=== Given records ===
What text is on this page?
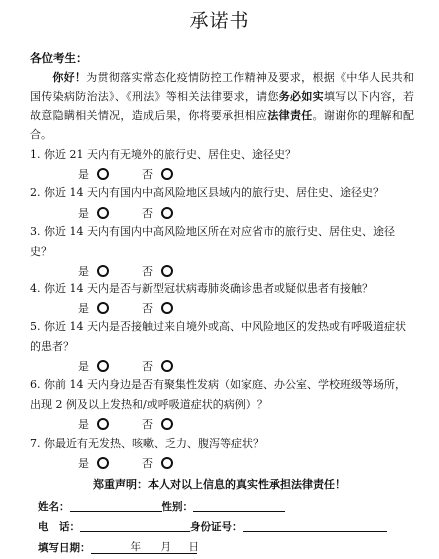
承诺书
各位考生：
  你好！为贯彻落实常态化疫情防控工作精神及要求，根据《中华人民共和国传染病防治法》、《刑法》等相关法律要求，请您务必如实填写以下内容，若故意隐瞒相关情况，造成后果，你将要承担相应法律责任。谢谢你的理解和配合。
1. 你近 21 天内有无境外的旅行史、居住史、途径史？
是	否
2. 你近 14 天内有国内中高风险地区县域内的旅行史、居住史、途径史？
是	否
3. 你近 14 天内有国内中高风险地区所在对应省市的旅行史、居住史、途径史？
是	否
4. 你近 14 天内是否与新型冠状病毒肺炎确诊患者或疑似患者有接触？
是	否
5. 你近 14 天内是否接触过来自境外或高、中风险地区的发热或有呼吸道症状的患者？
是	否
6. 你前 14 天内身边是否有聚集性发病（如家庭、办公室、学校班级等场所，出现 2 例及以上发热和/或呼吸道症状的病例）？
是	否
7. 你最近有无发热、咳嗽、乏力、腹泻等症状？
是	否
郑重声明：本人对以上信息的真实性承担法律责任！
姓名：	性别：
电　话：	身份证号：
填写日期：	年 月 日
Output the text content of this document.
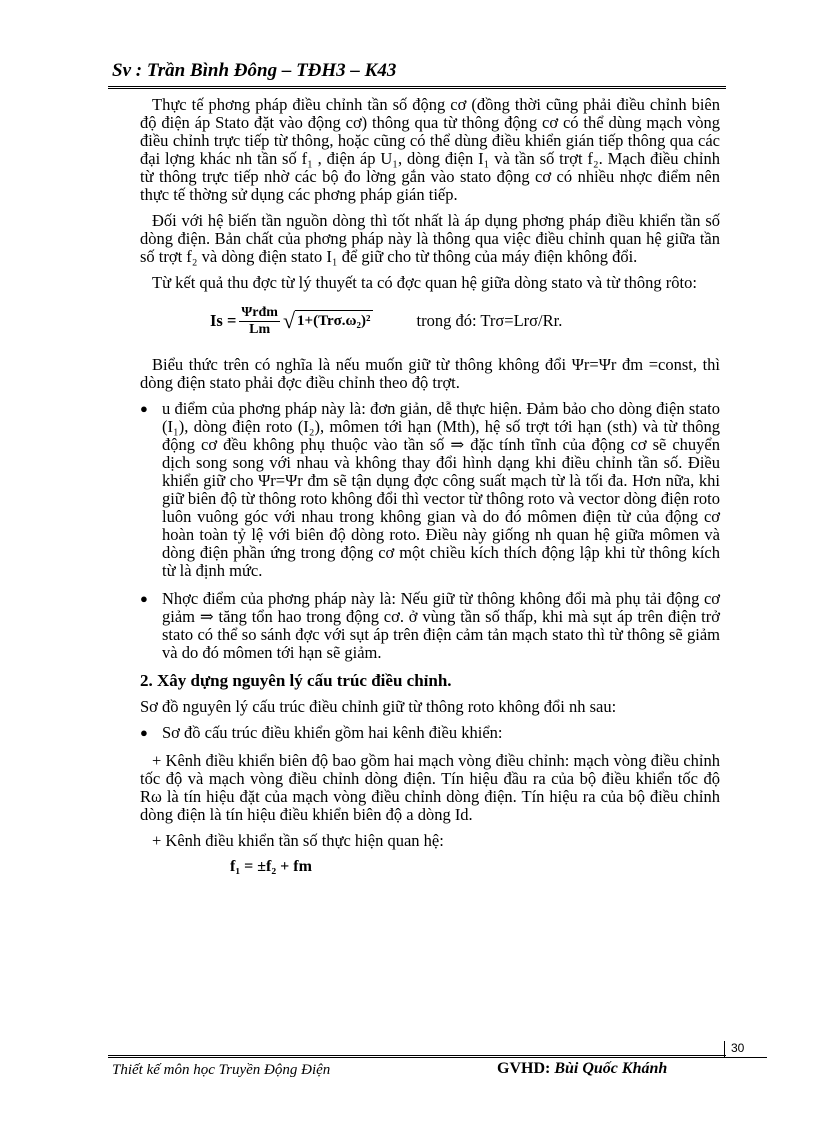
Sv : Trần Bình Đông – TĐH3 – K43

Thực tế phơng pháp điều chỉnh tần số động cơ (đồng thời cũng phải điều chỉnh biên độ điện áp Stato đặt vào động cơ) thông qua từ thông động cơ có thể dùng mạch vòng điều chỉnh trực tiếp từ thông, hoặc cũng có thể dùng điều khiển gián tiếp thông qua các đại lợng khác nh tần số f₁ , điện áp U₁, dòng điện I₁ và tần số trợt f₂. Mạch điều chỉnh từ thông trực tiếp nhờ các bộ đo lờng gắn vào stato động cơ có nhiều nhợc điểm nên thực tế thờng sử dụng các phơng pháp gián tiếp.

Đối với hệ biến tần nguồn dòng thì tốt nhất là áp dụng phơng pháp điều khiển tần số dòng điện. Bản chất của phơng pháp này là thông qua việc điều chỉnh quan hệ giữa tần số trợt f₂ và dòng điện stato I₁ để giữ cho từ thông của máy điện không đổi.

Từ kết quả thu đợc từ lý thuyết ta có đợc quan hệ giữa dòng stato và từ thông rôto:

$Is = \frac{\text{Ψrđm}}{Lm}$ √ 1+(Trσ.ω₂)²	trong đó: Trσ=Lrσ/Rr.

Biểu thức trên có nghĩa là nếu muốn giữ từ thông không đổi Ψr=Ψr đm =const, thì dòng điện stato phải đợc điều chỉnh theo độ trợt.

● u điểm của phơng pháp này là: đơn giản, dễ thực hiện. Đảm bảo cho dòng điện stato (I₁), dòng điện roto (I₂), mômen tới hạn (Mth), hệ số trợt tới hạn (sth) và từ thông động cơ đều không phụ thuộc vào tần số ⇒ đặc tính tĩnh của động cơ sẽ chuyển dịch song song với nhau và không thay đổi hình dạng khi điều chỉnh tần số. Điều khiển giữ cho Ψr=Ψr đm sẽ tận dụng đợc công suất mạch từ là tối đa. Hơn nữa, khi giữ biên độ từ thông roto không đổi thì vector từ thông roto và vector dòng điện roto luôn vuông góc với nhau trong không gian và do đó mômen điện từ của động cơ hoàn toàn tỷ lệ với biên độ dòng roto. Điều này giống nh quan hệ giữa mômen và dòng điện phần ứng trong động cơ một chiều kích thích động lập khi từ thông kích từ là định mức.
● Nhợc điểm của phơng pháp này là: Nếu giữ từ thông không đổi mà phụ tải động cơ giảm ⇒ tăng tổn hao trong động cơ. ở vùng tần số thấp, khi mà sụt áp trên điện trở stato có thể so sánh đợc với sụt áp trên điện cảm tản mạch stato thì từ thông sẽ giảm và do đó mômen tới hạn sẽ giảm.
2. Xây dựng nguyên lý cấu trúc điều chỉnh.

Sơ đồ nguyên lý cấu trúc điều chỉnh giữ từ thông roto không đổi nh sau:

● Sơ đồ cấu trúc điều khiển gồm hai kênh điều khiển:

+ Kênh điều khiển biên độ bao gồm hai mạch vòng điều chỉnh: mạch vòng điều chỉnh tốc độ và mạch vòng điều chỉnh dòng điện. Tín hiệu đầu ra của bộ điều khiển tốc độ Rω là tín hiệu đặt của mạch vòng điều chỉnh dòng điện. Tín hiệu ra của bộ điều chỉnh dòng điện là tín hiệu điều khiển biên độ a dòng Id.

+ Kênh điều khiển tần số thực hiện quan hệ:

f₁ = ±f₂ + fm
30
Thiết kế môn học Truyền Động Điện	GVHD: Bùi Quốc Khánh
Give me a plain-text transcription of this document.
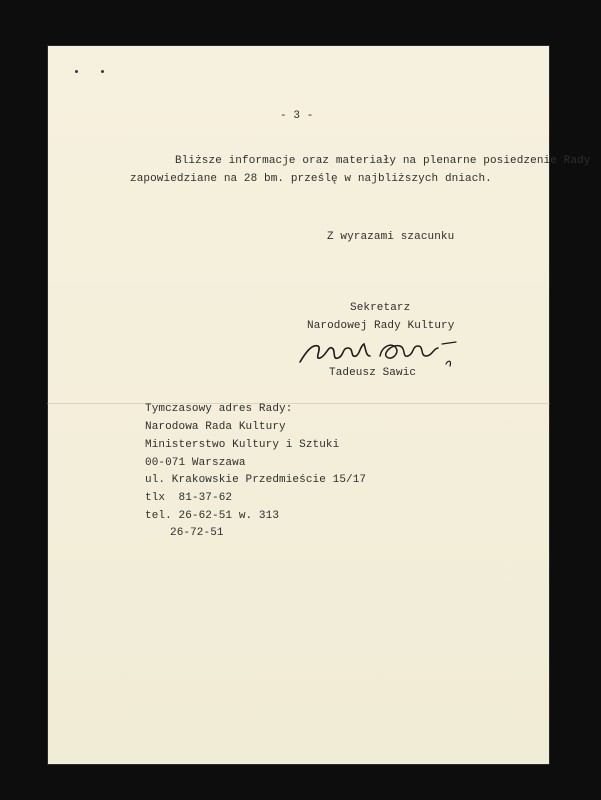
- 3 -
Bliższe informacje oraz materiały na plenarne posiedzenie Rady
zapowiedziane na 28 bm. prześlę w najbliższych dniach.
Z wyrazami szacunku
Sekretarz
Narodowej Rady Kultury
Tadeusz Sawic
Tymczasowy adres Rady:
Narodowa Rada Kultury
Ministerstwo Kultury i Sztuki
00-071 Warszawa
ul. Krakowskie Przedmieście 15/17
tlx  81-37-62
tel. 26-62-51 w. 313
26-72-51
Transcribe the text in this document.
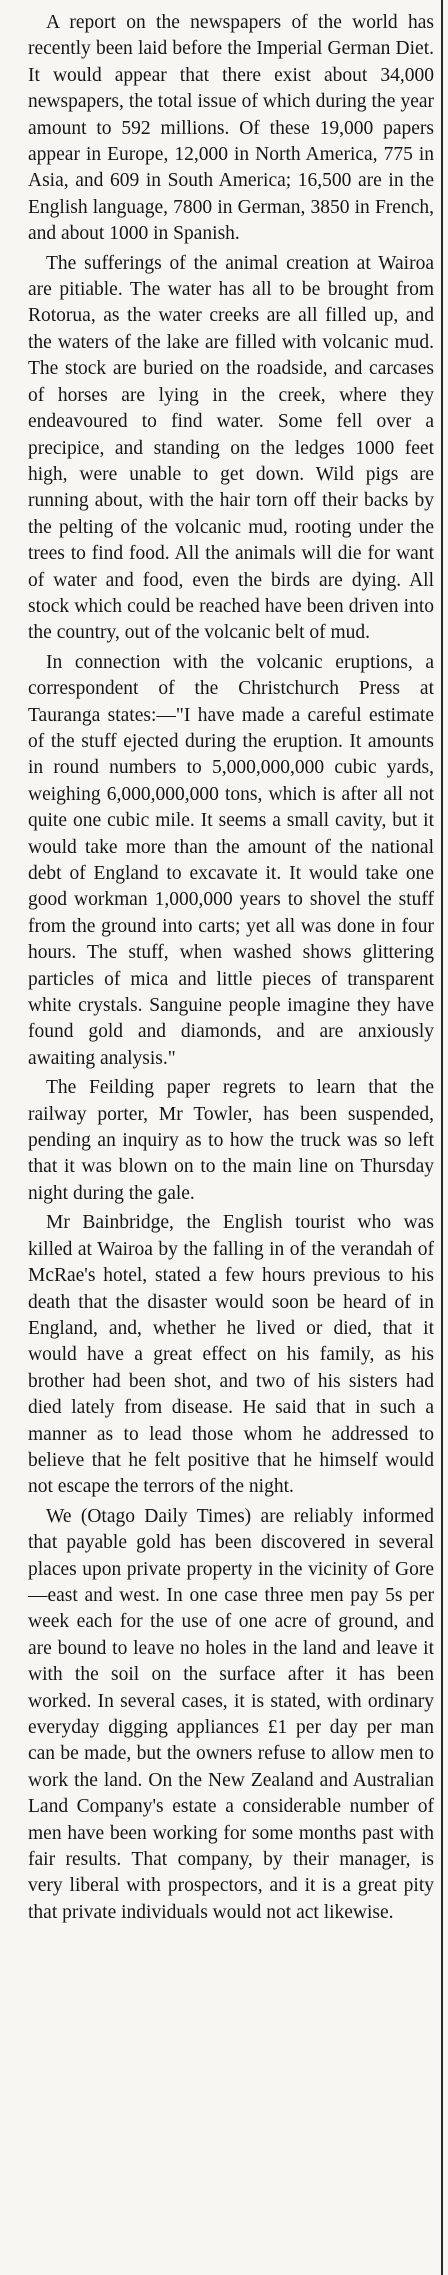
A report on the newspapers of the world has recently been laid before the Imperial German Diet. It would appear that there exist about 34,000 newspapers, the total issue of which during the year amount to 592 millions. Of these 19,000 papers appear in Europe, 12,000 in North America, 775 in Asia, and 609 in South America; 16,500 are in the English language, 7800 in German, 3850 in French, and about 1000 in Spanish.

The sufferings of the animal creation at Wairoa are pitiable. The water has all to be brought from Rotorua, as the water creeks are all filled up, and the waters of the lake are filled with volcanic mud. The stock are buried on the roadside, and carcases of horses are lying in the creek, where they endeavoured to find water. Some fell over a precipice, and standing on the ledges 1000 feet high, were unable to get down. Wild pigs are running about, with the hair torn off their backs by the pelting of the volcanic mud, rooting under the trees to find food. All the animals will die for want of water and food, even the birds are dying. All stock which could be reached have been driven into the country, out of the volcanic belt of mud.

In connection with the volcanic eruptions, a correspondent of the Christchurch Press at Tauranga states:—"I have made a careful estimate of the stuff ejected during the eruption. It amounts in round numbers to 5,000,000,000 cubic yards, weighing 6,000,000,000 tons, which is after all not quite one cubic mile. It seems a small cavity, but it would take more than the amount of the national debt of England to excavate it. It would take one good workman 1,000,000 years to shovel the stuff from the ground into carts; yet all was done in four hours. The stuff, when washed shows glittering particles of mica and little pieces of transparent white crystals. Sanguine people imagine they have found gold and diamonds, and are anxiously awaiting analysis."

The Feilding paper regrets to learn that the railway porter, Mr Towler, has been suspended, pending an inquiry as to how the truck was so left that it was blown on to the main line on Thursday night during the gale.

Mr Bainbridge, the English tourist who was killed at Wairoa by the falling in of the verandah of McRae's hotel, stated a few hours previous to his death that the disaster would soon be heard of in England, and, whether he lived or died, that it would have a great effect on his family, as his brother had been shot, and two of his sisters had died lately from disease. He said that in such a manner as to lead those whom he addressed to believe that he felt positive that he himself would not escape the terrors of the night.

We (Otago Daily Times) are reliably informed that payable gold has been discovered in several places upon private property in the vicinity of Gore—east and west. In one case three men pay 5s per week each for the use of one acre of ground, and are bound to leave no holes in the land and leave it with the soil on the surface after it has been worked. In several cases, it is stated, with ordinary everyday digging appliances £1 per day per man can be made, but the owners refuse to allow men to work the land. On the New Zealand and Australian Land Company's estate a considerable number of men have been working for some months past with fair results. That company, by their manager, is very liberal with prospectors, and it is a great pity that private individuals would not act likewise.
===
To do -> Pull every line containing "Rady" out of the data above.

Finished exercise ->
Bliższe informacje oraz materiały na plenarne posiedzenie Rady
Narodowej Rady Kultury
Tymczasowy adres Rady:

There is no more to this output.